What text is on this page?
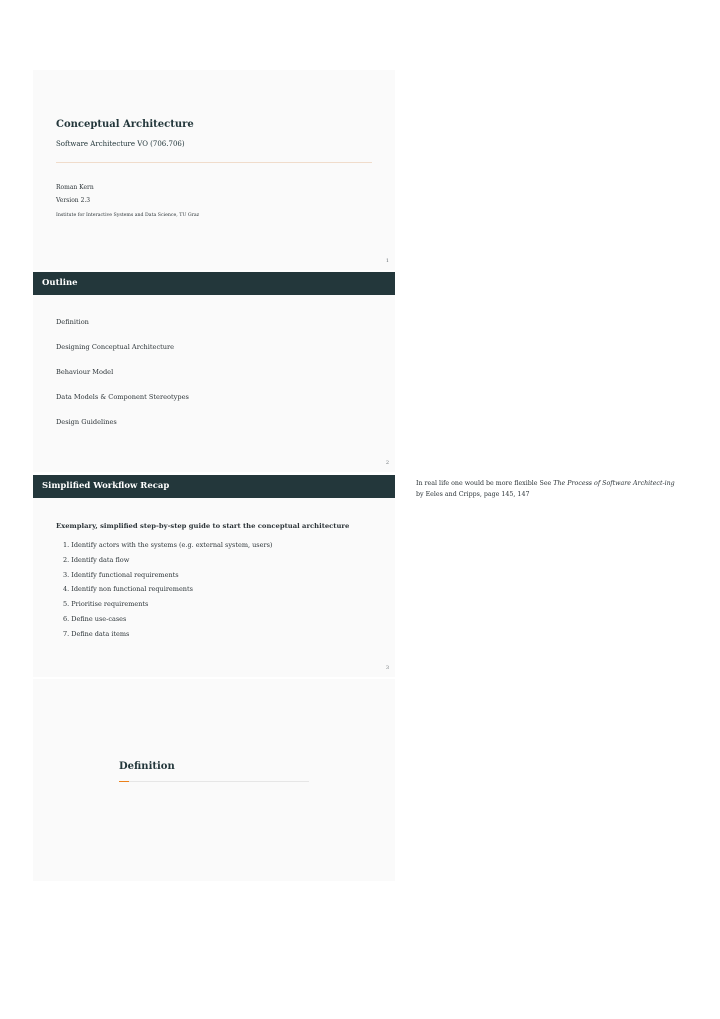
Conceptual Architecture
Software Architecture VO (706.706)
Roman Kern
Version 2.3
Institute for Interactive Systems and Data Science, TU Graz
1
Outline
Definition
Designing Conceptual Architecture
Behaviour Model
Data Models & Component Stereotypes
Design Guidelines
2
Simplified Workflow Recap
Exemplary, simplified step-by-step guide to start the conceptual architecture
1. Identify actors with the systems (e.g. external system, users)
2. Identify data flow
3. Identify functional requirements
4. Identify non functional requirements
5. Prioritise requirements
6. Define use-cases
7. Define data items
3
Definition
In real life one would be more flexible See The Process of Software Architect-ing by Eeles and Cripps, page 145, 147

+===+

• AIM:
Exclude the pictures. Write out the remaining data exactly.

• CORRECT ANSWER:
What text is on this page?
Conceptual Architecture
Software Architecture VO (706.706)
Roman Kern
Version 2.3
Institute for Interactive Systems and Data Science, TU Graz
1
Outline
Definition
Designing Conceptual Architecture
Behaviour Model
Data Models & Component Stereotypes
Design Guidelines
2
Simplified Workflow Recap
Exemplary, simplified step-by-step guide to start the conceptual architecture
1. Identify actors with the systems (e.g. external system, users)
2. Identify data flow
3. Identify functional requirements
4. Identify non functional requirements
5. Prioritise requirements
6. Define use-cases
7. Define data items
3
Definition
In real life one would be more flexible See The Process of Software Architect-ing by Eeles and Cripps, page 145, 147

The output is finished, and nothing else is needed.